**The task:** Locate each line below that includes "screenshot" and reproduce it.
[start of Listed entries]
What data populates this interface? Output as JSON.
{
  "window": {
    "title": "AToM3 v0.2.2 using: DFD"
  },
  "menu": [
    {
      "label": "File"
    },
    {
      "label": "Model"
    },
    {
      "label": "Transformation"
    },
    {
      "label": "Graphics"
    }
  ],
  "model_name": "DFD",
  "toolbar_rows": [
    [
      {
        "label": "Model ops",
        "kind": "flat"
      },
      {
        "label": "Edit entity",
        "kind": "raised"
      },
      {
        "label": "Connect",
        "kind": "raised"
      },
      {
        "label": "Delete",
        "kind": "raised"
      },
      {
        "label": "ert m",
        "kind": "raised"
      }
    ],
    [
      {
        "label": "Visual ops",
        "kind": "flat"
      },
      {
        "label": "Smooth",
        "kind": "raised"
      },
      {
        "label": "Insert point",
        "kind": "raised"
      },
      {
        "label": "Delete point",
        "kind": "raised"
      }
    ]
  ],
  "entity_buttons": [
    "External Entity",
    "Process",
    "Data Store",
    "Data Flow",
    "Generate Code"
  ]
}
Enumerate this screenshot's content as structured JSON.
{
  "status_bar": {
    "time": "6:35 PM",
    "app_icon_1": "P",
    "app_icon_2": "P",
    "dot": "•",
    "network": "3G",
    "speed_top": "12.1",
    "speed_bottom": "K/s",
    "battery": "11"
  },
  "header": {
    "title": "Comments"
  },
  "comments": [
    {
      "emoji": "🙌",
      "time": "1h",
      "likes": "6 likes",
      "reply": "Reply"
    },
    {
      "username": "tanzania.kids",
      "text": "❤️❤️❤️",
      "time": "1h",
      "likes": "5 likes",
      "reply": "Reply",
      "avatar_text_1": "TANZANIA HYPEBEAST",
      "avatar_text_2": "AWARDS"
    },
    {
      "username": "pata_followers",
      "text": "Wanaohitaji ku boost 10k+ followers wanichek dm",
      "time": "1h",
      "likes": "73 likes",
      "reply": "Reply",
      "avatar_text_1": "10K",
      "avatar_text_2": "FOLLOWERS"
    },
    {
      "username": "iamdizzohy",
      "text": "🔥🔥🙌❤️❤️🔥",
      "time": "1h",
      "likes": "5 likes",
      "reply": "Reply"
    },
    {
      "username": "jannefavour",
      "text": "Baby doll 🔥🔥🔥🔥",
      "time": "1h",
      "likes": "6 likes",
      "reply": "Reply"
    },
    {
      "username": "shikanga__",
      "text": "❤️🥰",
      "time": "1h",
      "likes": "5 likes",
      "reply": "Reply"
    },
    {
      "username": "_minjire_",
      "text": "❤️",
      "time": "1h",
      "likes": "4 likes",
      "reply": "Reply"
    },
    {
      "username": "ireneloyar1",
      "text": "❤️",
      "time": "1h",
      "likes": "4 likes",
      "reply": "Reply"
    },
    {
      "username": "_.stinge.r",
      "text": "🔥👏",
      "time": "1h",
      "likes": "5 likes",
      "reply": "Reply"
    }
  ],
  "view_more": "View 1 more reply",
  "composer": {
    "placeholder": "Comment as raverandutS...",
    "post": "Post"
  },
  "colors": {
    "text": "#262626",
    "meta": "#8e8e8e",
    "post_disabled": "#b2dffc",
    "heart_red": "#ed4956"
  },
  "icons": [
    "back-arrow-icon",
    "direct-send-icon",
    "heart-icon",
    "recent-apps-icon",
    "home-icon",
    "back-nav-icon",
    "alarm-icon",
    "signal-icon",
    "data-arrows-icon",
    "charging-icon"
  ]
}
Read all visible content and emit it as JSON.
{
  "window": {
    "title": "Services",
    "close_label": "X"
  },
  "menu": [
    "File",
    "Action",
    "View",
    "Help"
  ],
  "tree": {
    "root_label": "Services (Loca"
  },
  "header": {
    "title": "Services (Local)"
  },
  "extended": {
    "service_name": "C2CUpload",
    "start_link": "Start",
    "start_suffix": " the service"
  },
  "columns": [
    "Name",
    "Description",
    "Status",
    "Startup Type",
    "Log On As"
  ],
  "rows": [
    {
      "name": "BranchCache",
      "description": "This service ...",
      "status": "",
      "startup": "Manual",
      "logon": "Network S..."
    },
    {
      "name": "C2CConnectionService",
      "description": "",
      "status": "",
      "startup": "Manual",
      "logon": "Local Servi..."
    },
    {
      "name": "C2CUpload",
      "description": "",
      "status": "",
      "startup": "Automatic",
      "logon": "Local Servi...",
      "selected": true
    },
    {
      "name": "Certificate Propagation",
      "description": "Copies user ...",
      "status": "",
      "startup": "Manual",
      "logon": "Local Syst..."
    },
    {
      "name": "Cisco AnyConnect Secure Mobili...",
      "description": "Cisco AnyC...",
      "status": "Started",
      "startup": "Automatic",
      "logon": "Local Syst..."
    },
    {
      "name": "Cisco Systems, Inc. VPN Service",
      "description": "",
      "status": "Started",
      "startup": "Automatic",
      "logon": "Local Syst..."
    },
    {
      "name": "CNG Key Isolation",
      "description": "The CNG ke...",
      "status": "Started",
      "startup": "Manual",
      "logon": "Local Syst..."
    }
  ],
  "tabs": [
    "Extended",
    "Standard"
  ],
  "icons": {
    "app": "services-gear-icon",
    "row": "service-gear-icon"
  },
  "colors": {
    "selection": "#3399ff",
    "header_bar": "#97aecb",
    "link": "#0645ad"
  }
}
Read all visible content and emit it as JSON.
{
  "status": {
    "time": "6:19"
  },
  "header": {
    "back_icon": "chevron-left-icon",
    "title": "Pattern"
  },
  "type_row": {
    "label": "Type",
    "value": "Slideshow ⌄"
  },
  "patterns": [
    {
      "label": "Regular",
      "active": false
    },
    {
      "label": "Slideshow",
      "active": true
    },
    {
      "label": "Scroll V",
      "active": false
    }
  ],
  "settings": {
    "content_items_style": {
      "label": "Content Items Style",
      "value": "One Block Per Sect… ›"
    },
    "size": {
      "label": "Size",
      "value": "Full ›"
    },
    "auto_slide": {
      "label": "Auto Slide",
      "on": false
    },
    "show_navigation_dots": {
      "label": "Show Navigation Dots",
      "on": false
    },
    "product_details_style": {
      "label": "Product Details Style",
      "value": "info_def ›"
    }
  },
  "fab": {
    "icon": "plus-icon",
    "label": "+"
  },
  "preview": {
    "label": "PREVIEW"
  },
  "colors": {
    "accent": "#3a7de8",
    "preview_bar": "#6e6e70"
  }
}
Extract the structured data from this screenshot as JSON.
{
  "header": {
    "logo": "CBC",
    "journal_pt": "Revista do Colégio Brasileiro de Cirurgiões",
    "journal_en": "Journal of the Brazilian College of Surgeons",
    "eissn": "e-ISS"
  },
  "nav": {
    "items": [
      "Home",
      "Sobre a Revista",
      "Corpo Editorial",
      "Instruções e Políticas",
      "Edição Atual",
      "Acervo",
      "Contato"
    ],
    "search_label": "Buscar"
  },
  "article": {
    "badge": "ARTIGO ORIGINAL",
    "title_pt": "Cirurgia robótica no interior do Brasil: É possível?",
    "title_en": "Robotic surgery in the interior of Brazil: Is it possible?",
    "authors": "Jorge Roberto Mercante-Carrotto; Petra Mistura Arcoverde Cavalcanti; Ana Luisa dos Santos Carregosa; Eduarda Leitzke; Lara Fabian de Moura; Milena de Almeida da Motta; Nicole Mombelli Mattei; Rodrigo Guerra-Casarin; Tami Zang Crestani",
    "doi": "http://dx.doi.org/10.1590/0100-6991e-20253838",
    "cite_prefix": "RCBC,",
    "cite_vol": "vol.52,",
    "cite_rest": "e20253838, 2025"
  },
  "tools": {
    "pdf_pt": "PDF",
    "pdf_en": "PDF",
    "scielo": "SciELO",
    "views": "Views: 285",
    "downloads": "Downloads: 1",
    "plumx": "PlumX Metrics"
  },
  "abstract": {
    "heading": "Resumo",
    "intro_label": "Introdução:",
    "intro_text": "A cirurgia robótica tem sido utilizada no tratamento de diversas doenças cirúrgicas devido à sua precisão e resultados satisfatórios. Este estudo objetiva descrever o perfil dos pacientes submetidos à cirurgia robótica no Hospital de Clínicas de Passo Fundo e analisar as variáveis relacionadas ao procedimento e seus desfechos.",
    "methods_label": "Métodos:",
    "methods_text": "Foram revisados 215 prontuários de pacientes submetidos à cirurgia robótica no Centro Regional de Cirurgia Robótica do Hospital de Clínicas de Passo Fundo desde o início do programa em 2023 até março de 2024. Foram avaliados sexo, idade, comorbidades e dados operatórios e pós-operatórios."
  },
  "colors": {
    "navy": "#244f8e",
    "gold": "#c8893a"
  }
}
[end of Listed entries]
**Exercise output:**
Enumerate this screenshot's content as structured JSON.
Extract the structured data from this screenshot as JSON.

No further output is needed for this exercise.